── Given records ──

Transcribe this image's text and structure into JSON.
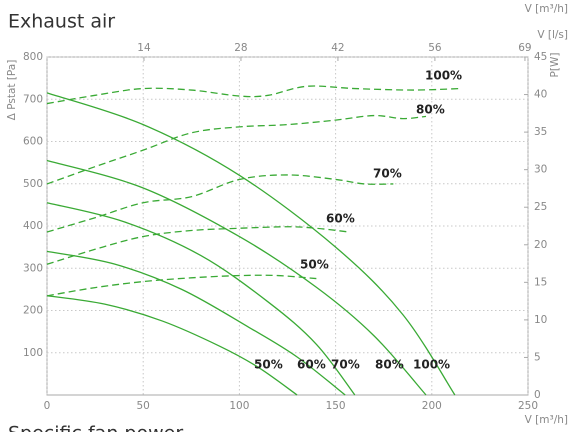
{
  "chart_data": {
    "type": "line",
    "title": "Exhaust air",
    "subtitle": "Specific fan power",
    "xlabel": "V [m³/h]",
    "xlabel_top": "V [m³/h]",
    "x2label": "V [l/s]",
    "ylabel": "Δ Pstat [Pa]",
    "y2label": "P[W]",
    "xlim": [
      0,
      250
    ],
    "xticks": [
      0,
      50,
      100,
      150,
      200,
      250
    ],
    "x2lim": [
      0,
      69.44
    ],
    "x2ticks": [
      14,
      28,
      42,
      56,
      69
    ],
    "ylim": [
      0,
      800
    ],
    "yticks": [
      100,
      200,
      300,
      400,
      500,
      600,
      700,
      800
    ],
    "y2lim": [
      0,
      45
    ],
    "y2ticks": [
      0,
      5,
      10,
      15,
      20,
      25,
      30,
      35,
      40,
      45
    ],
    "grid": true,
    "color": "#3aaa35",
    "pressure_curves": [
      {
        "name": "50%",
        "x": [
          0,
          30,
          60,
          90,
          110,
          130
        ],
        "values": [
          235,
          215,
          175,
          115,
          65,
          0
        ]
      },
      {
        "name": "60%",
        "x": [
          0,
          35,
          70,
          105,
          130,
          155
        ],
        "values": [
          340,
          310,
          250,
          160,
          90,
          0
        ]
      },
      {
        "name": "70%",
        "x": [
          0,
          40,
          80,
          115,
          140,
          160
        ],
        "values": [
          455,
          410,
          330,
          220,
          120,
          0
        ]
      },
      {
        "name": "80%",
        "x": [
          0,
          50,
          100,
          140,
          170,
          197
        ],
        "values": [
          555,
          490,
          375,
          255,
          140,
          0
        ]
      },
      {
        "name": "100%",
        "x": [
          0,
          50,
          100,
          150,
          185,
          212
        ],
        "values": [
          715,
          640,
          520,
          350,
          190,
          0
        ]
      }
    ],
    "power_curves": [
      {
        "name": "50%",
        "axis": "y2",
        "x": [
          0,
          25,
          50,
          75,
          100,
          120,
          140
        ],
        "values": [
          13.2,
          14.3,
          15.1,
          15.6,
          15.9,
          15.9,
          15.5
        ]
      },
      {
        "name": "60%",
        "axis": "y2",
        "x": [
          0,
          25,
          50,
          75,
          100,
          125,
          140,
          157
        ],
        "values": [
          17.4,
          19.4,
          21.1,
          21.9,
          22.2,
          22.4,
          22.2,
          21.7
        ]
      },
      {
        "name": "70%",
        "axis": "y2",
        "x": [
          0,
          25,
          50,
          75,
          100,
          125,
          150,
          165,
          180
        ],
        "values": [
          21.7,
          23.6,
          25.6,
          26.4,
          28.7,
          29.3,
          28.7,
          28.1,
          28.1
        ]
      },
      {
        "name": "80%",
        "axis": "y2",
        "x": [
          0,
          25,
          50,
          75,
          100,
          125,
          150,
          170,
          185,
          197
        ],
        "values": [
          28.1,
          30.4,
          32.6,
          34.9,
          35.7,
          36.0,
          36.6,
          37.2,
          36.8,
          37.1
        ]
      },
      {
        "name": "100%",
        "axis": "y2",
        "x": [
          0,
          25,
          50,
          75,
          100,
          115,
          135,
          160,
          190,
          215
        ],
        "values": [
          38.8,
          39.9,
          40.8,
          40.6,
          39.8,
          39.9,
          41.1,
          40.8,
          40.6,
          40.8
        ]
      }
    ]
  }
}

───
── Given records ──

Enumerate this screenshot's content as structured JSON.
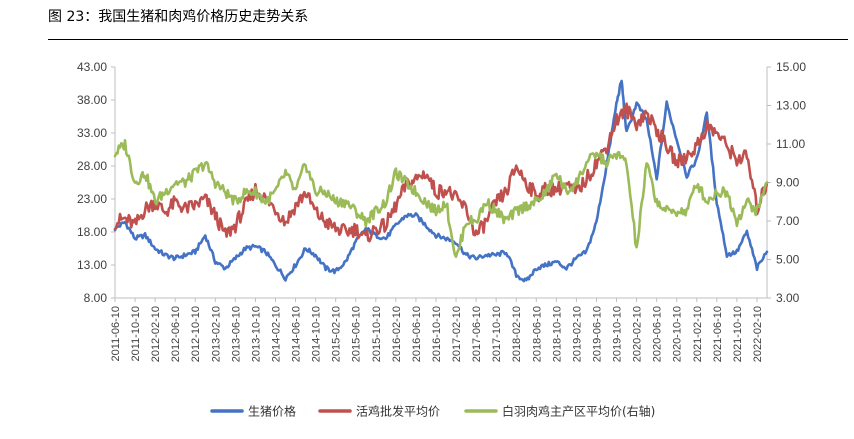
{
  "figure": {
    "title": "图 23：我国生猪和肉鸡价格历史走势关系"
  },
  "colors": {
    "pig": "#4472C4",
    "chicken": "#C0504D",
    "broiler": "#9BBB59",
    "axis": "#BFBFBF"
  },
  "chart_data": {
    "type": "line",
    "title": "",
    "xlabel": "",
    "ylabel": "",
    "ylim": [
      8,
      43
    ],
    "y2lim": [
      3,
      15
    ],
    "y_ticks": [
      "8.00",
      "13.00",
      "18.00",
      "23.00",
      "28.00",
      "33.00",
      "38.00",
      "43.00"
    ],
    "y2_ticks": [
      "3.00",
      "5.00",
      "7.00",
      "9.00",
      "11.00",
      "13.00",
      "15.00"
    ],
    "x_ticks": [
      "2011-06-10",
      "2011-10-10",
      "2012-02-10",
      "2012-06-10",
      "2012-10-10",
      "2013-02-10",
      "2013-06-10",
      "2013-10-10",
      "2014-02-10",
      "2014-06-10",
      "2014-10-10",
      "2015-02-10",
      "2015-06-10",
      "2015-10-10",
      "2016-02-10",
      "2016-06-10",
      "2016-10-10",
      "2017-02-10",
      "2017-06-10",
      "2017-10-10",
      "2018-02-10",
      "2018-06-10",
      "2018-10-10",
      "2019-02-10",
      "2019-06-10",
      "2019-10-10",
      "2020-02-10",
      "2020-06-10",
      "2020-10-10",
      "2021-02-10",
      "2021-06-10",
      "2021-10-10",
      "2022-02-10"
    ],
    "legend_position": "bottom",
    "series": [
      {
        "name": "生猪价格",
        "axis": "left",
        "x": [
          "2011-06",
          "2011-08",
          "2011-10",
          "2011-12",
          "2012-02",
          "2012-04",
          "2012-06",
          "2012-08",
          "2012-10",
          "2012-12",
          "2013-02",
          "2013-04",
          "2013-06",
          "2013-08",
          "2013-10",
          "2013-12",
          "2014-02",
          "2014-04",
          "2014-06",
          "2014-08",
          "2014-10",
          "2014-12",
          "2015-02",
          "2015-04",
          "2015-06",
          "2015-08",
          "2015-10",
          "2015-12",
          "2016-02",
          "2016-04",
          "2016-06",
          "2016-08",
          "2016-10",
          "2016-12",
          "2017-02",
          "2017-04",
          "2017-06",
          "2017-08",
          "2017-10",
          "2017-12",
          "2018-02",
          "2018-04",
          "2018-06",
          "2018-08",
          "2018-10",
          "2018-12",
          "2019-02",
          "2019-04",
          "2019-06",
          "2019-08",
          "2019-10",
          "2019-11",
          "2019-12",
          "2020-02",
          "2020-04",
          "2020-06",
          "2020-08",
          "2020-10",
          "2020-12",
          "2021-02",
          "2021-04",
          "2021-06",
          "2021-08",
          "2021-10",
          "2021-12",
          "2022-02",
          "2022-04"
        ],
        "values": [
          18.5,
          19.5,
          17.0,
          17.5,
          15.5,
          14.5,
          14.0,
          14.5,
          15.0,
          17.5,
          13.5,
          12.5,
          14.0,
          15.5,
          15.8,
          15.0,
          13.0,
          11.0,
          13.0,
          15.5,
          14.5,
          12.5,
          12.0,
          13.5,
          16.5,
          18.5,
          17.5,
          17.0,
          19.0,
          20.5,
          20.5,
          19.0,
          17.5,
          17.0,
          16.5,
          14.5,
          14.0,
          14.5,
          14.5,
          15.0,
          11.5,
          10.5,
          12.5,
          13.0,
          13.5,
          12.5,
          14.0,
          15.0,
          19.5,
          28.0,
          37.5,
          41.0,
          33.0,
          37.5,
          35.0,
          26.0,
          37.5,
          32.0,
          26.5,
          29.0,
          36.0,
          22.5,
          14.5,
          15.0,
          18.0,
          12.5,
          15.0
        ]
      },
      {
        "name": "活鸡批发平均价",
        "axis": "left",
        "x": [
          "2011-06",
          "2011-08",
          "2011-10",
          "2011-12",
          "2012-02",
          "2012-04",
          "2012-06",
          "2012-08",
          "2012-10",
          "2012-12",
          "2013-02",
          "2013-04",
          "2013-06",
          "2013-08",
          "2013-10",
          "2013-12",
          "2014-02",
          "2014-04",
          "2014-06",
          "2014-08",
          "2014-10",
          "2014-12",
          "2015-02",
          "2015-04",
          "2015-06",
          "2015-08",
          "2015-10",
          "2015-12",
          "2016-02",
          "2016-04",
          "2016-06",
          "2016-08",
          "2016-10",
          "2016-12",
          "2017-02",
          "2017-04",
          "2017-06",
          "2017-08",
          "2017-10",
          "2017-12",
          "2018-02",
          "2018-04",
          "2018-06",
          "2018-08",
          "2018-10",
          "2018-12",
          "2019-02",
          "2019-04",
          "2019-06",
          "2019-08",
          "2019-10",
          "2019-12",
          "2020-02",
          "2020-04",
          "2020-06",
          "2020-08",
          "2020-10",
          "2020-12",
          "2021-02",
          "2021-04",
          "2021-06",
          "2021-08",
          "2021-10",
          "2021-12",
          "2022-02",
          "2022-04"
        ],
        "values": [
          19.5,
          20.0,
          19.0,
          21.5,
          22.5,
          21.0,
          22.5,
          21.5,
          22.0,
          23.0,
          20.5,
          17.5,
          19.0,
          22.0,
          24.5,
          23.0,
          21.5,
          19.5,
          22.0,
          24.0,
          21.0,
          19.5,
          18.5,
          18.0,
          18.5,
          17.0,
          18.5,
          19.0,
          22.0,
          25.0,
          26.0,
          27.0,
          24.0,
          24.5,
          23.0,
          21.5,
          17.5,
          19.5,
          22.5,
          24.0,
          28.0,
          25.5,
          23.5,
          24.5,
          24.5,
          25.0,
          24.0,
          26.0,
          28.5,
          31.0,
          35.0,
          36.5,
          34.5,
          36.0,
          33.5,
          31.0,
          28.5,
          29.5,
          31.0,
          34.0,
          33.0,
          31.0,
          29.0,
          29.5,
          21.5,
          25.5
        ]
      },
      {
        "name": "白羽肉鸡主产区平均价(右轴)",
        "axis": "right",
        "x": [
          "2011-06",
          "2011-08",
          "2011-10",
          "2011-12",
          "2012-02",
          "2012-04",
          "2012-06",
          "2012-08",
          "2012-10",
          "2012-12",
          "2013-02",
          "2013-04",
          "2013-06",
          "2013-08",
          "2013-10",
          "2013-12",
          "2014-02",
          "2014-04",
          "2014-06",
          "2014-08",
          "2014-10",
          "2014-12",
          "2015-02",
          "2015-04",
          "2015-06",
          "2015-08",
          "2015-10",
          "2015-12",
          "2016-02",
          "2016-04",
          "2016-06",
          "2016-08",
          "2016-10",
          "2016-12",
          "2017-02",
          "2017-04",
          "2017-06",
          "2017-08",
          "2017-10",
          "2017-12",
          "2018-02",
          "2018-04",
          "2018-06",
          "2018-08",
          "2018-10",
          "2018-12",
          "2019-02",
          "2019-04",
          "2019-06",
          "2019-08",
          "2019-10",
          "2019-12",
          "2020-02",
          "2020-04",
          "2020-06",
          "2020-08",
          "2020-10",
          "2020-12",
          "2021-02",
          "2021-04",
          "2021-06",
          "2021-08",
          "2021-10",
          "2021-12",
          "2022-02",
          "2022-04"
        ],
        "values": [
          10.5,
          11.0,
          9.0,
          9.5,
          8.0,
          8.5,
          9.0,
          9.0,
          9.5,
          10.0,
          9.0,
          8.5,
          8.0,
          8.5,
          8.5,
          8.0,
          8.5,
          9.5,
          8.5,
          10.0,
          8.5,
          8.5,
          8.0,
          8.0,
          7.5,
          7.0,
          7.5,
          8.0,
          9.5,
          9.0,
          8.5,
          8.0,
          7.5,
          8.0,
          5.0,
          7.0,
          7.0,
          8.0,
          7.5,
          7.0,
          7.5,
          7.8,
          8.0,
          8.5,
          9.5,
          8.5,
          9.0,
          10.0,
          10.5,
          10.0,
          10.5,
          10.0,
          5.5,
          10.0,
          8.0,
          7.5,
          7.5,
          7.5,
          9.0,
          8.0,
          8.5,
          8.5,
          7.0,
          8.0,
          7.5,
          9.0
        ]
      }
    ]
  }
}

───

What the exercise asks: List every line above containing the word "this".

Solution below:
Transcribe this image's text and structure into JSON.
Enumerate this screenshot's content as structured JSON.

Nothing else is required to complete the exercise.